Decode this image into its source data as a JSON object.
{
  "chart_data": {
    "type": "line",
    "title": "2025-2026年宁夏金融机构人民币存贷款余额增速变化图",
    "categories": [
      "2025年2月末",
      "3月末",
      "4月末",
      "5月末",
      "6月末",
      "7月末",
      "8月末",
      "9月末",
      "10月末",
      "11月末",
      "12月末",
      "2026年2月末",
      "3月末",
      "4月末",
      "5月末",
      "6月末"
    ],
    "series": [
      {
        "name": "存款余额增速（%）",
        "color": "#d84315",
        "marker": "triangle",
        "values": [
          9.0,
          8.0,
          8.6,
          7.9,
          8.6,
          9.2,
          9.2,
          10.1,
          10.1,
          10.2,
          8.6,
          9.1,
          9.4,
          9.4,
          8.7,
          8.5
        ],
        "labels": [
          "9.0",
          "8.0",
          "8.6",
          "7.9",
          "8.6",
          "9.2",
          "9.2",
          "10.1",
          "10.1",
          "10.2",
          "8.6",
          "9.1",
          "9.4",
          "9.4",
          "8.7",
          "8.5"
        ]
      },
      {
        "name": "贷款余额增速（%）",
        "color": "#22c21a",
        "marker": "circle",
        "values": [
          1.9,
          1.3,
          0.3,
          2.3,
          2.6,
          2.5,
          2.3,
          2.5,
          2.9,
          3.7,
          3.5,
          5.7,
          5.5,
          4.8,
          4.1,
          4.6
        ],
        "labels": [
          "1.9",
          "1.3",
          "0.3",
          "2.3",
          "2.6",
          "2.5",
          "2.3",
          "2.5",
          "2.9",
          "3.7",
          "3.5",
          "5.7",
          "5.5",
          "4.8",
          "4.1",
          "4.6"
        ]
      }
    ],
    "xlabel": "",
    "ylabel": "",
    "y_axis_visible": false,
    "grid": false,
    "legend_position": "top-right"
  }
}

-*-*-

#### Problem details:
Write out the data exactly as it stands.

#### Exercise output:
Decode this image into its source data as a JSON object.
{
  "chart_data": {
    "type": "line",
    "title": "2025-2026年宁夏金融机构人民币存贷款余额增速变化图",
    "categories": [
      "2025年2月末",
      "3月末",
      "4月末",
      "5月末",
      "6月末",
      "7月末",
      "8月末",
      "9月末",
      "10月末",
      "11月末",
      "12月末",
      "2026年2月末",
      "3月末",
      "4月末",
      "5月末",
      "6月末"
    ],
    "series": [
      {
        "name": "存款余额增速（%）",
        "color": "#d84315",
        "marker": "triangle",
        "values": [
          9.0,
          8.0,
          8.6,
          7.9,
          8.6,
          9.2,
          9.2,
          10.1,
          10.1,
          10.2,
          8.6,
          9.1,
          9.4,
          9.4,
          8.7,
          8.5
        ],
        "labels": [
          "9.0",
          "8.0",
          "8.6",
          "7.9",
          "8.6",
          "9.2",
          "9.2",
          "10.1",
          "10.1",
          "10.2",
          "8.6",
          "9.1",
          "9.4",
          "9.4",
          "8.7",
          "8.5"
        ]
      },
      {
        "name": "贷款余额增速（%）",
        "color": "#22c21a",
        "marker": "circle",
        "values": [
          1.9,
          1.3,
          0.3,
          2.3,
          2.6,
          2.5,
          2.3,
          2.5,
          2.9,
          3.7,
          3.5,
          5.7,
          5.5,
          4.8,
          4.1,
          4.6
        ],
        "labels": [
          "1.9",
          "1.3",
          "0.3",
          "2.3",
          "2.6",
          "2.5",
          "2.3",
          "2.5",
          "2.9",
          "3.7",
          "3.5",
          "5.7",
          "5.5",
          "4.8",
          "4.1",
          "4.6"
        ]
      }
    ],
    "xlabel": "",
    "ylabel": "",
    "y_axis_visible": false,
    "grid": false,
    "legend_position": "top-right"
  }
}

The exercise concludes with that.